PROMPT: In full and without deviation, write out the entries that follow.

ENTRIES PROVIDED:
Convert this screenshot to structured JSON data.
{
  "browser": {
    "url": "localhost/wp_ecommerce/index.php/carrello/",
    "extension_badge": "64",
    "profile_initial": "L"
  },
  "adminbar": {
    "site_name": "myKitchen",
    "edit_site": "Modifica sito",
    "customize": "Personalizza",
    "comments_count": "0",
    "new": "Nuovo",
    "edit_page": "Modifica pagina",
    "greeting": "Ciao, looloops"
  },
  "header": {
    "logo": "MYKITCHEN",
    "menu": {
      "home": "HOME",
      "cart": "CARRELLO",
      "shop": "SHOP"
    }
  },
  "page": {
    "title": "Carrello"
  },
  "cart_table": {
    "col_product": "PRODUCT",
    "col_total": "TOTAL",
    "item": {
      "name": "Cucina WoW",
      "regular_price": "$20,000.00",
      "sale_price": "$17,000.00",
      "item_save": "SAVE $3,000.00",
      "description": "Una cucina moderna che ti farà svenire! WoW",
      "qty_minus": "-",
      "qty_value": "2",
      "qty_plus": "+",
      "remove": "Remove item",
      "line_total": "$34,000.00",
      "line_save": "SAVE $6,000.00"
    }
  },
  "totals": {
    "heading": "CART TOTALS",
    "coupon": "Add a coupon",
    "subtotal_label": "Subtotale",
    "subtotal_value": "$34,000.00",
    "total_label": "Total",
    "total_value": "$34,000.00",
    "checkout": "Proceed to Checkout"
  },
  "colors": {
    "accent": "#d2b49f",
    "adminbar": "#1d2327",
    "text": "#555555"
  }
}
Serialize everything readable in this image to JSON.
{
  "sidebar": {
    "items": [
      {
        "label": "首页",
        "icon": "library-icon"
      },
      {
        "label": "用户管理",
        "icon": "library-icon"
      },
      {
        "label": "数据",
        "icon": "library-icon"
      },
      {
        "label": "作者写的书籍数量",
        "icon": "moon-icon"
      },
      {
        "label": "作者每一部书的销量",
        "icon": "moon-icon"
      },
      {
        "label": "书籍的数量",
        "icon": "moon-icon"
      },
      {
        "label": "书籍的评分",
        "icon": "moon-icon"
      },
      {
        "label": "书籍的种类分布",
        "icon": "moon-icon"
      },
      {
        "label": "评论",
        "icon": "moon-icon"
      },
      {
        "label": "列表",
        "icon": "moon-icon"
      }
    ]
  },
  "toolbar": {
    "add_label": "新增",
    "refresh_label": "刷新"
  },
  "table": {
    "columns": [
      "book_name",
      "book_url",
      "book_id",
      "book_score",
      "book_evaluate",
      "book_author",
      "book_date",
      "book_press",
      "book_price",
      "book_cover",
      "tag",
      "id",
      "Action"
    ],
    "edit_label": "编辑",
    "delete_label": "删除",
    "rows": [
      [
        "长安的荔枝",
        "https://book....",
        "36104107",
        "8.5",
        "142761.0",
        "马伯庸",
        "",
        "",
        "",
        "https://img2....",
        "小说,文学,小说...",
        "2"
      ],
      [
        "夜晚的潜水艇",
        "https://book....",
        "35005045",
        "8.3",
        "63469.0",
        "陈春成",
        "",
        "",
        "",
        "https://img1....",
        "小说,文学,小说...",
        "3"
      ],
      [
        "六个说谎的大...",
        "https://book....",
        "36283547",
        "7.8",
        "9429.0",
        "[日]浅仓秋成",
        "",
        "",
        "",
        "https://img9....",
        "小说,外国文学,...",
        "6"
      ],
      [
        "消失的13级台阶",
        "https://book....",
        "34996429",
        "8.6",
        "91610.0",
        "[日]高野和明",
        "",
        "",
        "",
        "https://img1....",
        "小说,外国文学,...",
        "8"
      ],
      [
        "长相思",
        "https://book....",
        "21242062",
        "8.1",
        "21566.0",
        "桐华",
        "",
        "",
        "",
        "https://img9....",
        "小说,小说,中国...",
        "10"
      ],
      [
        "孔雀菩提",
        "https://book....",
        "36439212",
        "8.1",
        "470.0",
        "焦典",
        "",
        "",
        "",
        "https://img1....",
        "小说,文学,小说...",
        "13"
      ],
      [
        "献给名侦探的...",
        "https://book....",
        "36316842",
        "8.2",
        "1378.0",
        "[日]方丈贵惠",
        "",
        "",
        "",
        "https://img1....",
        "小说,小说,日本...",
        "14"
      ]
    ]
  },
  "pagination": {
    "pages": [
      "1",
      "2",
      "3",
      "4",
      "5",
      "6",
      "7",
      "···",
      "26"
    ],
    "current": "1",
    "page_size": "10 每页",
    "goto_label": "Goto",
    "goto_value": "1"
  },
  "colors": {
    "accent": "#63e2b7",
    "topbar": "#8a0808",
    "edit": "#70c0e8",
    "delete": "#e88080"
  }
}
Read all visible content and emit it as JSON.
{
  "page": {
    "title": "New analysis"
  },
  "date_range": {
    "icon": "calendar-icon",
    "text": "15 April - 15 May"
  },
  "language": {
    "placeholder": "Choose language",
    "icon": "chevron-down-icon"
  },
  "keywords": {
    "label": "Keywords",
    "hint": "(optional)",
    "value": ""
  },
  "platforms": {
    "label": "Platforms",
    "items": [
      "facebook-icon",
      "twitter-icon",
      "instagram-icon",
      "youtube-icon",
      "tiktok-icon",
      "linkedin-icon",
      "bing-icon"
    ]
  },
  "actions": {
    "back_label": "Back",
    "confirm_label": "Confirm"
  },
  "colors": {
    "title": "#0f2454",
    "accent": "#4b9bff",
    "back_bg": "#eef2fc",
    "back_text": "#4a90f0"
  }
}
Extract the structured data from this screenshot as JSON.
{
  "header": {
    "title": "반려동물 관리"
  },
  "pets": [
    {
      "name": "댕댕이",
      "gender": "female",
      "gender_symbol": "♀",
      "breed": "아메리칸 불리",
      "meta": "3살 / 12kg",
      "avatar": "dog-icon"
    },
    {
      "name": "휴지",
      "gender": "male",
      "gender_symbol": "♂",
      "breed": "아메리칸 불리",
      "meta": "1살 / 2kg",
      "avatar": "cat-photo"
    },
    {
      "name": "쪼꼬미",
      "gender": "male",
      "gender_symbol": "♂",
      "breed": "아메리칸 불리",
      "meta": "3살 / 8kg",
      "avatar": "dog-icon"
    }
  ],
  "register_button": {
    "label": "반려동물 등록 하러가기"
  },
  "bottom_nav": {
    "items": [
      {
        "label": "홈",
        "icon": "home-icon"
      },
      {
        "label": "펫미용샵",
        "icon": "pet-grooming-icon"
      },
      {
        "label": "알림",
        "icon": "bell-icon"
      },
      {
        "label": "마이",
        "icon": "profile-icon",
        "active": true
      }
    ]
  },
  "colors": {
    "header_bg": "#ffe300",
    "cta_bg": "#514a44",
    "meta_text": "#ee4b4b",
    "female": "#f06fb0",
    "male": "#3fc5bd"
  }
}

PROBLEM SOLUTION:
Convert this screenshot to structured JSON data.
{
  "browser": {
    "url": "localhost/wp_ecommerce/index.php/carrello/",
    "extension_badge": "64",
    "profile_initial": "L"
  },
  "adminbar": {
    "site_name": "myKitchen",
    "edit_site": "Modifica sito",
    "customize": "Personalizza",
    "comments_count": "0",
    "new": "Nuovo",
    "edit_page": "Modifica pagina",
    "greeting": "Ciao, looloops"
  },
  "header": {
    "logo": "MYKITCHEN",
    "menu": {
      "home": "HOME",
      "cart": "CARRELLO",
      "shop": "SHOP"
    }
  },
  "page": {
    "title": "Carrello"
  },
  "cart_table": {
    "col_product": "PRODUCT",
    "col_total": "TOTAL",
    "item": {
      "name": "Cucina WoW",
      "regular_price": "$20,000.00",
      "sale_price": "$17,000.00",
      "item_save": "SAVE $3,000.00",
      "description": "Una cucina moderna che ti farà svenire! WoW",
      "qty_minus": "-",
      "qty_value": "2",
      "qty_plus": "+",
      "remove": "Remove item",
      "line_total": "$34,000.00",
      "line_save": "SAVE $6,000.00"
    }
  },
  "totals": {
    "heading": "CART TOTALS",
    "coupon": "Add a coupon",
    "subtotal_label": "Subtotale",
    "subtotal_value": "$34,000.00",
    "total_label": "Total",
    "total_value": "$34,000.00",
    "checkout": "Proceed to Checkout"
  },
  "colors": {
    "accent": "#d2b49f",
    "adminbar": "#1d2327",
    "text": "#555555"
  }
}
Serialize everything readable in this image to JSON.
{
  "sidebar": {
    "items": [
      {
        "label": "首页",
        "icon": "library-icon"
      },
      {
        "label": "用户管理",
        "icon": "library-icon"
      },
      {
        "label": "数据",
        "icon": "library-icon"
      },
      {
        "label": "作者写的书籍数量",
        "icon": "moon-icon"
      },
      {
        "label": "作者每一部书的销量",
        "icon": "moon-icon"
      },
      {
        "label": "书籍的数量",
        "icon": "moon-icon"
      },
      {
        "label": "书籍的评分",
        "icon": "moon-icon"
      },
      {
        "label": "书籍的种类分布",
        "icon": "moon-icon"
      },
      {
        "label": "评论",
        "icon": "moon-icon"
      },
      {
        "label": "列表",
        "icon": "moon-icon"
      }
    ]
  },
  "toolbar": {
    "add_label": "新增",
    "refresh_label": "刷新"
  },
  "table": {
    "columns": [
      "book_name",
      "book_url",
      "book_id",
      "book_score",
      "book_evaluate",
      "book_author",
      "book_date",
      "book_press",
      "book_price",
      "book_cover",
      "tag",
      "id",
      "Action"
    ],
    "edit_label": "编辑",
    "delete_label": "删除",
    "rows": [
      [
        "长安的荔枝",
        "https://book....",
        "36104107",
        "8.5",
        "142761.0",
        "马伯庸",
        "",
        "",
        "",
        "https://img2....",
        "小说,文学,小说...",
        "2"
      ],
      [
        "夜晚的潜水艇",
        "https://book....",
        "35005045",
        "8.3",
        "63469.0",
        "陈春成",
        "",
        "",
        "",
        "https://img1....",
        "小说,文学,小说...",
        "3"
      ],
      [
        "六个说谎的大...",
        "https://book....",
        "36283547",
        "7.8",
        "9429.0",
        "[日]浅仓秋成",
        "",
        "",
        "",
        "https://img9....",
        "小说,外国文学,...",
        "6"
      ],
      [
        "消失的13级台阶",
        "https://book....",
        "34996429",
        "8.6",
        "91610.0",
        "[日]高野和明",
        "",
        "",
        "",
        "https://img1....",
        "小说,外国文学,...",
        "8"
      ],
      [
        "长相思",
        "https://book....",
        "21242062",
        "8.1",
        "21566.0",
        "桐华",
        "",
        "",
        "",
        "https://img9....",
        "小说,小说,中国...",
        "10"
      ],
      [
        "孔雀菩提",
        "https://book....",
        "36439212",
        "8.1",
        "470.0",
        "焦典",
        "",
        "",
        "",
        "https://img1....",
        "小说,文学,小说...",
        "13"
      ],
      [
        "献给名侦探的...",
        "https://book....",
        "36316842",
        "8.2",
        "1378.0",
        "[日]方丈贵惠",
        "",
        "",
        "",
        "https://img1....",
        "小说,小说,日本...",
        "14"
      ]
    ]
  },
  "pagination": {
    "pages": [
      "1",
      "2",
      "3",
      "4",
      "5",
      "6",
      "7",
      "···",
      "26"
    ],
    "current": "1",
    "page_size": "10 每页",
    "goto_label": "Goto",
    "goto_value": "1"
  },
  "colors": {
    "accent": "#63e2b7",
    "topbar": "#8a0808",
    "edit": "#70c0e8",
    "delete": "#e88080"
  }
}
Read all visible content and emit it as JSON.
{
  "page": {
    "title": "New analysis"
  },
  "date_range": {
    "icon": "calendar-icon",
    "text": "15 April - 15 May"
  },
  "language": {
    "placeholder": "Choose language",
    "icon": "chevron-down-icon"
  },
  "keywords": {
    "label": "Keywords",
    "hint": "(optional)",
    "value": ""
  },
  "platforms": {
    "label": "Platforms",
    "items": [
      "facebook-icon",
      "twitter-icon",
      "instagram-icon",
      "youtube-icon",
      "tiktok-icon",
      "linkedin-icon",
      "bing-icon"
    ]
  },
  "actions": {
    "back_label": "Back",
    "confirm_label": "Confirm"
  },
  "colors": {
    "title": "#0f2454",
    "accent": "#4b9bff",
    "back_bg": "#eef2fc",
    "back_text": "#4a90f0"
  }
}
Extract the structured data from this screenshot as JSON.
{
  "header": {
    "title": "반려동물 관리"
  },
  "pets": [
    {
      "name": "댕댕이",
      "gender": "female",
      "gender_symbol": "♀",
      "breed": "아메리칸 불리",
      "meta": "3살 / 12kg",
      "avatar": "dog-icon"
    },
    {
      "name": "휴지",
      "gender": "male",
      "gender_symbol": "♂",
      "breed": "아메리칸 불리",
      "meta": "1살 / 2kg",
      "avatar": "cat-photo"
    },
    {
      "name": "쪼꼬미",
      "gender": "male",
      "gender_symbol": "♂",
      "breed": "아메리칸 불리",
      "meta": "3살 / 8kg",
      "avatar": "dog-icon"
    }
  ],
  "register_button": {
    "label": "반려동물 등록 하러가기"
  },
  "bottom_nav": {
    "items": [
      {
        "label": "홈",
        "icon": "home-icon"
      },
      {
        "label": "펫미용샵",
        "icon": "pet-grooming-icon"
      },
      {
        "label": "알림",
        "icon": "bell-icon"
      },
      {
        "label": "마이",
        "icon": "profile-icon",
        "active": true
      }
    ]
  },
  "colors": {
    "header_bg": "#ffe300",
    "cta_bg": "#514a44",
    "meta_text": "#ee4b4b",
    "female": "#f06fb0",
    "male": "#3fc5bd"
  }
}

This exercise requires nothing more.